> [What you need to do]
Find the line that contains "Output the text content of this document." and print it and every line after it, exactly, please.

=== Entries shown ===

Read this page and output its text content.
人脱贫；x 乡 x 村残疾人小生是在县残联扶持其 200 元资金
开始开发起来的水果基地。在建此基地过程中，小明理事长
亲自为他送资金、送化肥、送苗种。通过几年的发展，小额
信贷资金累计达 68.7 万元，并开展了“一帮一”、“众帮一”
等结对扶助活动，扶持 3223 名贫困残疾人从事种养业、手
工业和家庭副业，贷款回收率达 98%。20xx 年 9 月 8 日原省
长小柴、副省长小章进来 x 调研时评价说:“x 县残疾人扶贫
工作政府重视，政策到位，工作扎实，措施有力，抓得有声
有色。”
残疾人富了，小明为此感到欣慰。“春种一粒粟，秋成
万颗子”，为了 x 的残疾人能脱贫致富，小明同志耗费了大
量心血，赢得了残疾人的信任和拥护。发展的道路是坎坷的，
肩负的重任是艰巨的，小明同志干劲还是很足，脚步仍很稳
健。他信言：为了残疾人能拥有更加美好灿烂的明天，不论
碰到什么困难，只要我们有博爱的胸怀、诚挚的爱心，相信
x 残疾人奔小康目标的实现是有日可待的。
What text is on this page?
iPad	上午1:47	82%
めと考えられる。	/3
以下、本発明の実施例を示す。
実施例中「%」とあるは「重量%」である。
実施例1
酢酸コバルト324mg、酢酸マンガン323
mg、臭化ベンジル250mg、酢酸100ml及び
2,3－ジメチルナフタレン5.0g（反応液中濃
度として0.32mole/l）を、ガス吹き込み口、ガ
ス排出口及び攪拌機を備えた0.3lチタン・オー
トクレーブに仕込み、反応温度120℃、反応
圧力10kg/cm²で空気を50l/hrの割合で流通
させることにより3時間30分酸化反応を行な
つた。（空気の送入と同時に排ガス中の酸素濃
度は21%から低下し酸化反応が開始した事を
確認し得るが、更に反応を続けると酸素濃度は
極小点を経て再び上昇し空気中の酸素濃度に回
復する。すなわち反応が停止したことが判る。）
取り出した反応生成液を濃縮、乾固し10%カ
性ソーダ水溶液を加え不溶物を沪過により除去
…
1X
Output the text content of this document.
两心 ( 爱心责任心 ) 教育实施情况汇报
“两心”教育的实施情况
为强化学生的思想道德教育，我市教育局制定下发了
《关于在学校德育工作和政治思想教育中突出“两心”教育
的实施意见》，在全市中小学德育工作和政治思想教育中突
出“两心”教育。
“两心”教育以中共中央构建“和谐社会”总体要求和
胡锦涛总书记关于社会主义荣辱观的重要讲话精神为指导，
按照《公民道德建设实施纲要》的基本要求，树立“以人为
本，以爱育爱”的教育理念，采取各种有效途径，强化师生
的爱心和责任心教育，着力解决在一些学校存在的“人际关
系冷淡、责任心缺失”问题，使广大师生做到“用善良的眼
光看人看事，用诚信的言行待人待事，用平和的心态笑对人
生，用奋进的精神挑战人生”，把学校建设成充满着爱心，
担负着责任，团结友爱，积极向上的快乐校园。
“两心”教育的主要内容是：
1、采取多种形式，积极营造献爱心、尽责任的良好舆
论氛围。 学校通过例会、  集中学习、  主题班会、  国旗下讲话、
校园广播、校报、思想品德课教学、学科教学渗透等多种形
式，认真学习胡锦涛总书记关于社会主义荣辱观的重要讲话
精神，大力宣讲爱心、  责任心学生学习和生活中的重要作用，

===

> [Written answer]
Output the text content of this document.
两心 ( 爱心责任心 ) 教育实施情况汇报
“两心”教育的实施情况
为强化学生的思想道德教育，我市教育局制定下发了
《关于在学校德育工作和政治思想教育中突出“两心”教育
的实施意见》，在全市中小学德育工作和政治思想教育中突
出“两心”教育。
“两心”教育以中共中央构建“和谐社会”总体要求和
胡锦涛总书记关于社会主义荣辱观的重要讲话精神为指导，
按照《公民道德建设实施纲要》的基本要求，树立“以人为
本，以爱育爱”的教育理念，采取各种有效途径，强化师生
的爱心和责任心教育，着力解决在一些学校存在的“人际关
系冷淡、责任心缺失”问题，使广大师生做到“用善良的眼
光看人看事，用诚信的言行待人待事，用平和的心态笑对人
生，用奋进的精神挑战人生”，把学校建设成充满着爱心，
担负着责任，团结友爱，积极向上的快乐校园。
“两心”教育的主要内容是：
1、采取多种形式，积极营造献爱心、尽责任的良好舆
论氛围。 学校通过例会、  集中学习、  主题班会、  国旗下讲话、
校园广播、校报、思想品德课教学、学科教学渗透等多种形
式，认真学习胡锦涛总书记关于社会主义荣辱观的重要讲话
精神，大力宣讲爱心、  责任心学生学习和生活中的重要作用，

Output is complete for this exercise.